>> BEGIN Records

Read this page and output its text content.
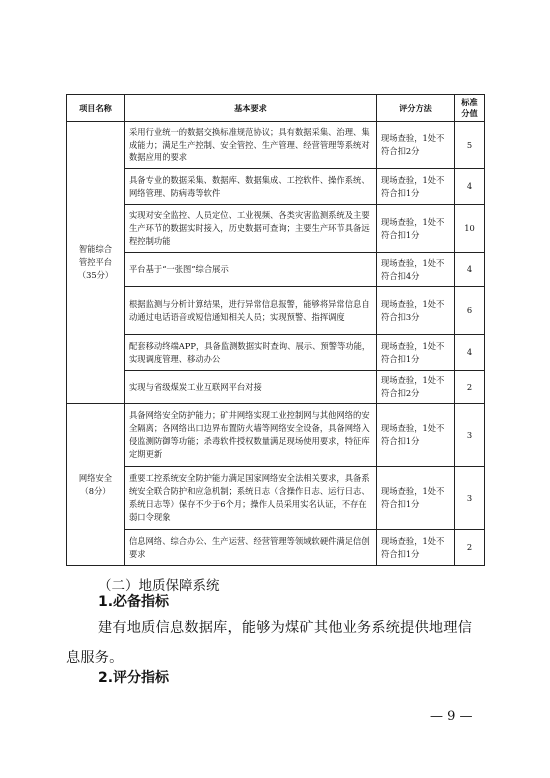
项目名称	基本要求	评分方法	标准
分值
智能综合
管控平台
（35分）	采用行业统一的数据交换标准规范协议；具有数据采集、治理、集成能力；满足生产控制、安全管控、生产管理、经营管理等系统对数据应用的要求	现场查验，1处不符合扣2分	5
	具备专业的数据采集、数据库、数据集成、工控软件、操作系统、网络管理、防病毒等软件	现场查验，1处不符合扣1分	4
	实现对安全监控、人员定位、工业视频、各类灾害监测系统及主要生产环节的数据实时接入，历史数据可查询；主要生产环节具备远程控制功能	现场查验，1处不符合扣1分	10
	平台基于“一张图”综合展示	现场查验，1处不符合扣4分	4
	根据监测与分析计算结果，进行异常信息报警，能够将异常信息自动通过电话语音或短信通知相关人员；实现预警、指挥调度	现场查验，1处不符合扣3分	6
	配套移动终端APP，具备监测数据实时查询、展示、预警等功能，实现调度管理、移动办公	现场查验，1处不符合扣1分	4
	实现与省级煤炭工业互联网平台对接	现场查验，1处不符合扣2分	2
网络安全
（8分）	具备网络安全防护能力；矿井网络实现工业控制网与其他网络的安全隔离；各网络出口边界布置防火墙等网络安全设备，具备网络入侵监测防御等功能；杀毒软件授权数量满足现场使用要求，特征库定期更新	现场查验，1处不符合扣1分	3
	重要工控系统安全防护能力满足国家网络安全法相关要求，具备系统安全联合防护和应急机制；系统日志（含操作日志、运行日志、系统日志等）保存不少于6个月；操作人员采用实名认证，不存在弱口令现象	现场查验，1处不符合扣1分	3
	信息网络、综合办公、生产运营、经营管理等领域软硬件满足信创要求	现场查验，1处不符合扣1分	2
（二）地质保障系统
1.必备指标
建有地质信息数据库，能够为煤矿其他业务系统提供地理信息服务。
2.评分指标
— 9 —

>> END Records

* _Given instruction_
Leave the pictures out and reproduce each record exactly as written.

* _Result_
Read this page and output its text content.
项目名称	基本要求	评分方法	标准
分值
智能综合
管控平台
（35分）	采用行业统一的数据交换标准规范协议；具有数据采集、治理、集成能力；满足生产控制、安全管控、生产管理、经营管理等系统对数据应用的要求	现场查验，1处不符合扣2分	5
	具备专业的数据采集、数据库、数据集成、工控软件、操作系统、网络管理、防病毒等软件	现场查验，1处不符合扣1分	4
	实现对安全监控、人员定位、工业视频、各类灾害监测系统及主要生产环节的数据实时接入，历史数据可查询；主要生产环节具备远程控制功能	现场查验，1处不符合扣1分	10
	平台基于“一张图”综合展示	现场查验，1处不符合扣4分	4
	根据监测与分析计算结果，进行异常信息报警，能够将异常信息自动通过电话语音或短信通知相关人员；实现预警、指挥调度	现场查验，1处不符合扣3分	6
	配套移动终端APP，具备监测数据实时查询、展示、预警等功能，实现调度管理、移动办公	现场查验，1处不符合扣1分	4
	实现与省级煤炭工业互联网平台对接	现场查验，1处不符合扣2分	2
网络安全
（8分）	具备网络安全防护能力；矿井网络实现工业控制网与其他网络的安全隔离；各网络出口边界布置防火墙等网络安全设备，具备网络入侵监测防御等功能；杀毒软件授权数量满足现场使用要求，特征库定期更新	现场查验，1处不符合扣1分	3
	重要工控系统安全防护能力满足国家网络安全法相关要求，具备系统安全联合防护和应急机制；系统日志（含操作日志、运行日志、系统日志等）保存不少于6个月；操作人员采用实名认证，不存在弱口令现象	现场查验，1处不符合扣1分	3
	信息网络、综合办公、生产运营、经营管理等领域软硬件满足信创要求	现场查验，1处不符合扣1分	2
（二）地质保障系统
1.必备指标
建有地质信息数据库，能够为煤矿其他业务系统提供地理信息服务。
2.评分指标
— 9 —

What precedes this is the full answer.